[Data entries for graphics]
_ _ _

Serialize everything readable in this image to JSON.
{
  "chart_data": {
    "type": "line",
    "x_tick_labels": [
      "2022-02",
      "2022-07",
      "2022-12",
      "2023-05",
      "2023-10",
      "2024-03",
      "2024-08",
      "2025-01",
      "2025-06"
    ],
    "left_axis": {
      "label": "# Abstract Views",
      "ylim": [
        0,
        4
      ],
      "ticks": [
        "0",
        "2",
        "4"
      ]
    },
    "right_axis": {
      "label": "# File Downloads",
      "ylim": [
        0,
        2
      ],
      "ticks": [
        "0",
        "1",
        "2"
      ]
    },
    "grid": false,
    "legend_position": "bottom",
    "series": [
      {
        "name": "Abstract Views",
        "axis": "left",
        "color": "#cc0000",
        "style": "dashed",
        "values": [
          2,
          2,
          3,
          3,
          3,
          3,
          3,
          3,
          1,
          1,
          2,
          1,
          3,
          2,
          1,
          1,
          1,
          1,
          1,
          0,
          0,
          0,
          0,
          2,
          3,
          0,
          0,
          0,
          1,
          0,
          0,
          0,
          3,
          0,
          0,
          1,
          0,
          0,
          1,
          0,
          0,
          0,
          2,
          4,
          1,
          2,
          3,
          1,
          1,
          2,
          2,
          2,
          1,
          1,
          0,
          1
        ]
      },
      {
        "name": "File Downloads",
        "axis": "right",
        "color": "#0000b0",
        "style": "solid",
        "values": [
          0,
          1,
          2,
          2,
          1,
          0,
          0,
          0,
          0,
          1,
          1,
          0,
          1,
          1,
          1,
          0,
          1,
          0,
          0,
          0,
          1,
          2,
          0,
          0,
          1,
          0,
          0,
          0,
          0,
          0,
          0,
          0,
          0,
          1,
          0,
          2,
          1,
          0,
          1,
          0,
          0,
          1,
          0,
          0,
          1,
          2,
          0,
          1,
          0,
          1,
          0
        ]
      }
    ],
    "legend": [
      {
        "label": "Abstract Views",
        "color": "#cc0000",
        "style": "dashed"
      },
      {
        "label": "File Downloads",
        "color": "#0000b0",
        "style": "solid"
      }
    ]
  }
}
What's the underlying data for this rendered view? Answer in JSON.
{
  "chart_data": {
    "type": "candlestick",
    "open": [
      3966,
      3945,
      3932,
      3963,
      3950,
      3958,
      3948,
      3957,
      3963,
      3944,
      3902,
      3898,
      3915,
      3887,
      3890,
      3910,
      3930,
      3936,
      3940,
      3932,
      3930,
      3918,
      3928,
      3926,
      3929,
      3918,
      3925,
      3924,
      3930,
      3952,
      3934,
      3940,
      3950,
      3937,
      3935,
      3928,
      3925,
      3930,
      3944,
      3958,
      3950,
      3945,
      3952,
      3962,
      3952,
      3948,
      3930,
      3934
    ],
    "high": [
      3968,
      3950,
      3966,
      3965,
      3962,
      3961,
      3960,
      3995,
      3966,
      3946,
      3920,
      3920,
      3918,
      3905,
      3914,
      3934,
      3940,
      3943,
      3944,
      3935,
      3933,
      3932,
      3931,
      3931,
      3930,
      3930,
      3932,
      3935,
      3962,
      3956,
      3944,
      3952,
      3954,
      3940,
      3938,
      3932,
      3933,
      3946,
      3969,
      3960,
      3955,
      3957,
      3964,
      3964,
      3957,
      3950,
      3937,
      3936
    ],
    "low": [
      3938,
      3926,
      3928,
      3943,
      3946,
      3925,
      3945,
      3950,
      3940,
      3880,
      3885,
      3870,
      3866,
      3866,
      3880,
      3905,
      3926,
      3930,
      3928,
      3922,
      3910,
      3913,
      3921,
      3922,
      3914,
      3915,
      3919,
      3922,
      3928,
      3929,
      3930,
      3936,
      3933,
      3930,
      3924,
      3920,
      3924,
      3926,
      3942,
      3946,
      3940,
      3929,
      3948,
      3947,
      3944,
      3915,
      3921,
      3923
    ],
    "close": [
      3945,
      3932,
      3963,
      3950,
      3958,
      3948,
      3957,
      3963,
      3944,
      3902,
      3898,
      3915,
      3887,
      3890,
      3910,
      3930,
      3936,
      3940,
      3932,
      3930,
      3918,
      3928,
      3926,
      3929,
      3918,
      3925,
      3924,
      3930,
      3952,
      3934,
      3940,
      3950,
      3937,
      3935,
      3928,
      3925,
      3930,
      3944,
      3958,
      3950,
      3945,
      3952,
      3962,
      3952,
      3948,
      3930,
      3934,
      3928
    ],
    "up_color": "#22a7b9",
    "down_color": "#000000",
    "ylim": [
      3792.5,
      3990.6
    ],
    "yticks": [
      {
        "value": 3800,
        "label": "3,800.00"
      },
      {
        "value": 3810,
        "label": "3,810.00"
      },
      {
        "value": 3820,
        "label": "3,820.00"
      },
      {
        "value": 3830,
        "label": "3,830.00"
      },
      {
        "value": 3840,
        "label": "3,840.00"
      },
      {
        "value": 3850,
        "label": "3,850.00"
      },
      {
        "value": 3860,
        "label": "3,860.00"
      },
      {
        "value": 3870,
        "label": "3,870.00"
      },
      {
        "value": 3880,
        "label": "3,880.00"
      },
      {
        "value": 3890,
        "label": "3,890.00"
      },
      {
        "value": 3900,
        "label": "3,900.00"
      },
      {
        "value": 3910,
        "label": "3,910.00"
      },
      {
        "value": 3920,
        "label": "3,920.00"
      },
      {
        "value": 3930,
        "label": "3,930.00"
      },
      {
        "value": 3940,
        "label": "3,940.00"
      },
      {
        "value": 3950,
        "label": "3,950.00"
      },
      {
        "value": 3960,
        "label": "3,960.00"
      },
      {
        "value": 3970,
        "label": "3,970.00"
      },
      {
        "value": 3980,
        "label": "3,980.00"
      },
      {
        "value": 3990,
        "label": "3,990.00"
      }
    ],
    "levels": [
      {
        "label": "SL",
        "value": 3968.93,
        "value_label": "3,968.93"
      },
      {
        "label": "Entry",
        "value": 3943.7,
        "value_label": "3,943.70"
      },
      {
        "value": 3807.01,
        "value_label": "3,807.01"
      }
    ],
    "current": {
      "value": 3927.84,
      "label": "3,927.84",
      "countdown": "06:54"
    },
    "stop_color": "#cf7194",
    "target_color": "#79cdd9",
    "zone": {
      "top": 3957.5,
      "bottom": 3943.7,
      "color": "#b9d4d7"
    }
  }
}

_ _ _

_What you are asked to do:_ Look over the listing above. Pick out and copy every line that includes "Abstract".

_The result:_
      "label": "# Abstract Views",
        "name": "Abstract Views",
        "label": "Abstract Views",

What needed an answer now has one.